WRITTEN INSTRUCTION –
Quote the records below in full, exactly as given, with the images taken out.

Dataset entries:
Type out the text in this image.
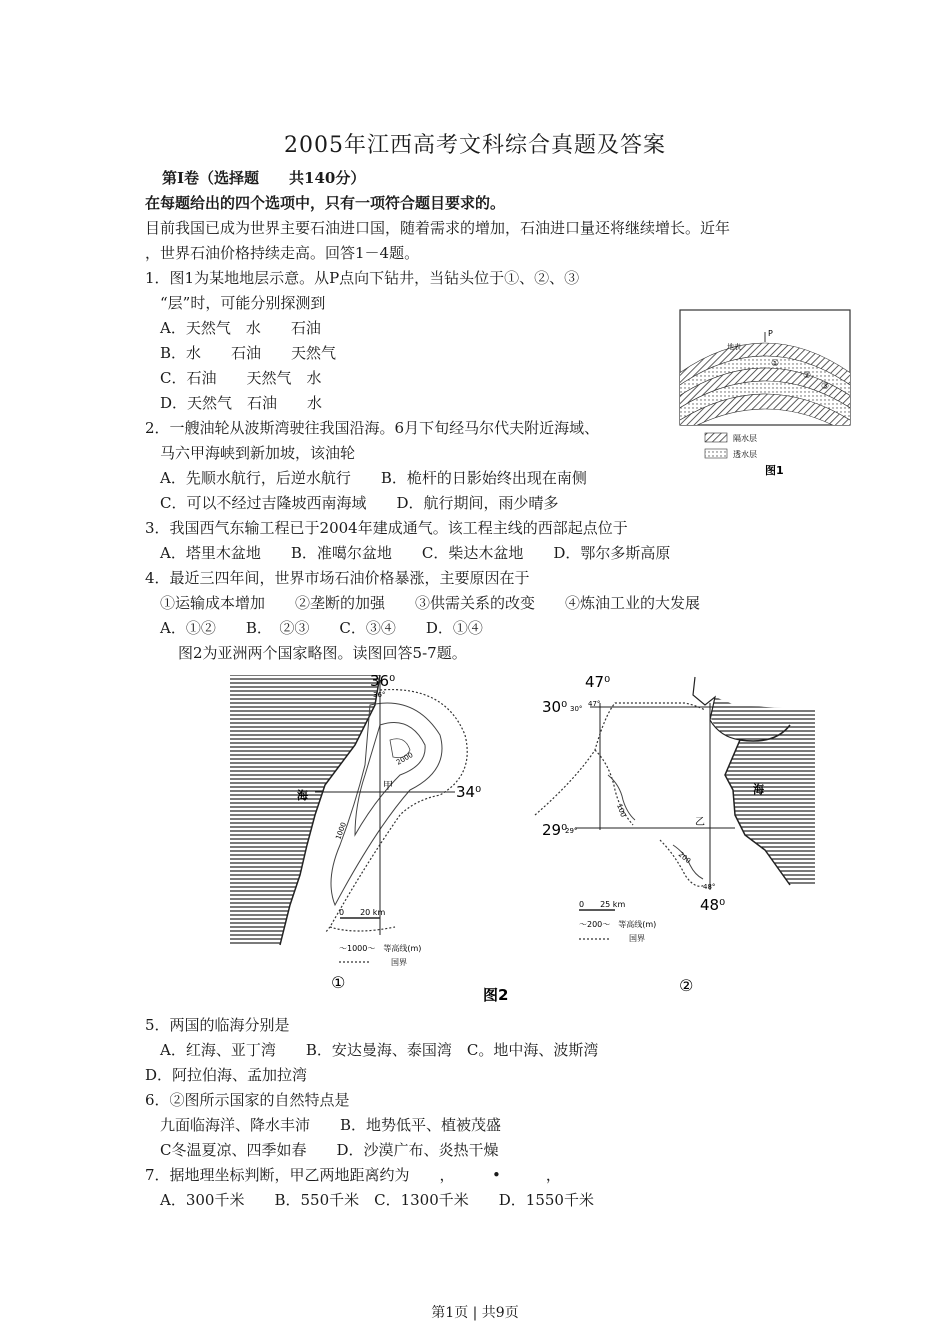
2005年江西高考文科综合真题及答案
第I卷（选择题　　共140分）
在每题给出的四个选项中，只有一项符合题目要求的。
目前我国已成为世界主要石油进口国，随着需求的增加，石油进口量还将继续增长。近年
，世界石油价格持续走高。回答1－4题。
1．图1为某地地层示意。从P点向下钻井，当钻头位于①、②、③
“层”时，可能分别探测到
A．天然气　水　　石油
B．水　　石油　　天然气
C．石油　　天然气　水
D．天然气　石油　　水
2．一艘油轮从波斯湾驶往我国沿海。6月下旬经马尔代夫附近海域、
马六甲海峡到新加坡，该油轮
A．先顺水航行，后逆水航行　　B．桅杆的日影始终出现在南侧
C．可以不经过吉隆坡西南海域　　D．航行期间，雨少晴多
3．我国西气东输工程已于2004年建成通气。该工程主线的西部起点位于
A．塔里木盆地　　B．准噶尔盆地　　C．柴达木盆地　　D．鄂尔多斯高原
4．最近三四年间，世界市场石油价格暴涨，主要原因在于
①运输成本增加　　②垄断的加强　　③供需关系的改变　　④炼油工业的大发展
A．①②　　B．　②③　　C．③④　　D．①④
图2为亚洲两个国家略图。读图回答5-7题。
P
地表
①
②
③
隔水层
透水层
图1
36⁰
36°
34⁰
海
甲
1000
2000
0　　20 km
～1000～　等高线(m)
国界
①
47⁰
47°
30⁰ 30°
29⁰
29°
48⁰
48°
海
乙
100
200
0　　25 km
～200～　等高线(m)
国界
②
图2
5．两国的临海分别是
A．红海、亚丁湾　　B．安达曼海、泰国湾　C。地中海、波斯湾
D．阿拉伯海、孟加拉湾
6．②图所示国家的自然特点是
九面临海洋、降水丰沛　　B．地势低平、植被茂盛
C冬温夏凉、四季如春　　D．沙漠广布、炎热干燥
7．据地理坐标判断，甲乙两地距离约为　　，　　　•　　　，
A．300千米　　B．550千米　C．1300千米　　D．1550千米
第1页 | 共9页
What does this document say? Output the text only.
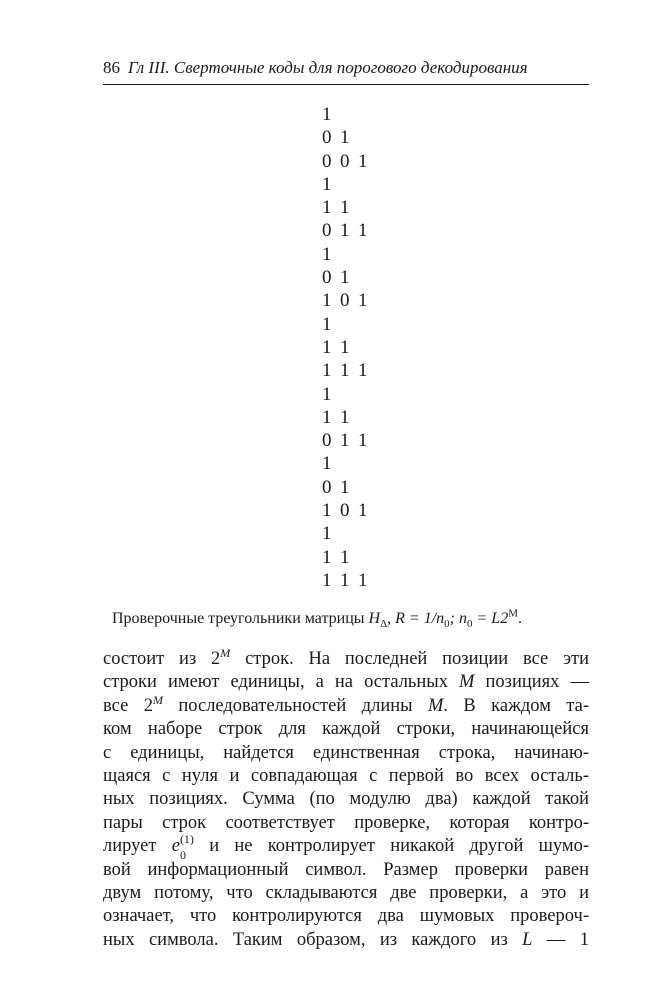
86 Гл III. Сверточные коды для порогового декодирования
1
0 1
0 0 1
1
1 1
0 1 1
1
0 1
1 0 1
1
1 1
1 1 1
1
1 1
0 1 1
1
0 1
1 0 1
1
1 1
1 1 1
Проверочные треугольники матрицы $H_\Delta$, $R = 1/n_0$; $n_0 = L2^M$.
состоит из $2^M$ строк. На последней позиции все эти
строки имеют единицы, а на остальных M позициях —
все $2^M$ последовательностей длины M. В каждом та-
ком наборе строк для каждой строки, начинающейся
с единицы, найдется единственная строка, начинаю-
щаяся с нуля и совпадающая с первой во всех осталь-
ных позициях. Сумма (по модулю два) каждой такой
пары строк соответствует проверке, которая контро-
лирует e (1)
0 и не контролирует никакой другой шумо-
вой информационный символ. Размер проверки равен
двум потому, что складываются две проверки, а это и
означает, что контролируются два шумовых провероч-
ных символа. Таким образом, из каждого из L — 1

ANSWER FOR THIS EXERCISE –
Type out the text in this image.
2005年江西高考文科综合真题及答案
第I卷（选择题　　共140分）
在每题给出的四个选项中，只有一项符合题目要求的。
目前我国已成为世界主要石油进口国，随着需求的增加，石油进口量还将继续增长。近年
，世界石油价格持续走高。回答1－4题。
1．图1为某地地层示意。从P点向下钻井，当钻头位于①、②、③
“层”时，可能分别探测到
A．天然气　水　　石油
B．水　　石油　　天然气
C．石油　　天然气　水
D．天然气　石油　　水
2．一艘油轮从波斯湾驶往我国沿海。6月下旬经马尔代夫附近海域、
马六甲海峡到新加坡，该油轮
A．先顺水航行，后逆水航行　　B．桅杆的日影始终出现在南侧
C．可以不经过吉隆坡西南海域　　D．航行期间，雨少晴多
3．我国西气东输工程已于2004年建成通气。该工程主线的西部起点位于
A．塔里木盆地　　B．准噶尔盆地　　C．柴达木盆地　　D．鄂尔多斯高原
4．最近三四年间，世界市场石油价格暴涨，主要原因在于
①运输成本增加　　②垄断的加强　　③供需关系的改变　　④炼油工业的大发展
A．①②　　B．　②③　　C．③④　　D．①④
图2为亚洲两个国家略图。读图回答5-7题。
P
地表
①
②
③
隔水层
透水层
图1
36⁰
36°
34⁰
海
甲
1000
2000
0　　20 km
～1000～　等高线(m)
国界
①
47⁰
47°
30⁰ 30°
29⁰
29°
48⁰
48°
海
乙
100
200
0　　25 km
～200～　等高线(m)
国界
②
图2
5．两国的临海分别是
A．红海、亚丁湾　　B．安达曼海、泰国湾　C。地中海、波斯湾
D．阿拉伯海、孟加拉湾
6．②图所示国家的自然特点是
九面临海洋、降水丰沛　　B．地势低平、植被茂盛
C冬温夏凉、四季如春　　D．沙漠广布、炎热干燥
7．据地理坐标判断，甲乙两地距离约为　　，　　　•　　　，
A．300千米　　B．550千米　C．1300千米　　D．1550千米
第1页 | 共9页
What does this document say? Output the text only.
86 Гл III. Сверточные коды для порогового декодирования
1
0 1
0 0 1
1
1 1
0 1 1
1
0 1
1 0 1
1
1 1
1 1 1
1
1 1
0 1 1
1
0 1
1 0 1
1
1 1
1 1 1
Проверочные треугольники матрицы $H_\Delta$, $R = 1/n_0$; $n_0 = L2^M$.
состоит из $2^M$ строк. На последней позиции все эти
строки имеют единицы, а на остальных M позициях —
все $2^M$ последовательностей длины M. В каждом та-
ком наборе строк для каждой строки, начинающейся
с единицы, найдется единственная строка, начинаю-
щаяся с нуля и совпадающая с первой во всех осталь-
ных позициях. Сумма (по модулю два) каждой такой
пары строк соответствует проверке, которая контро-
лирует e (1)
0 и не контролирует никакой другой шумо-
вой информационный символ. Размер проверки равен
двум потому, что складываются две проверки, а это и
означает, что контролируются два шумовых провероч-
ных символа. Таким образом, из каждого из L — 1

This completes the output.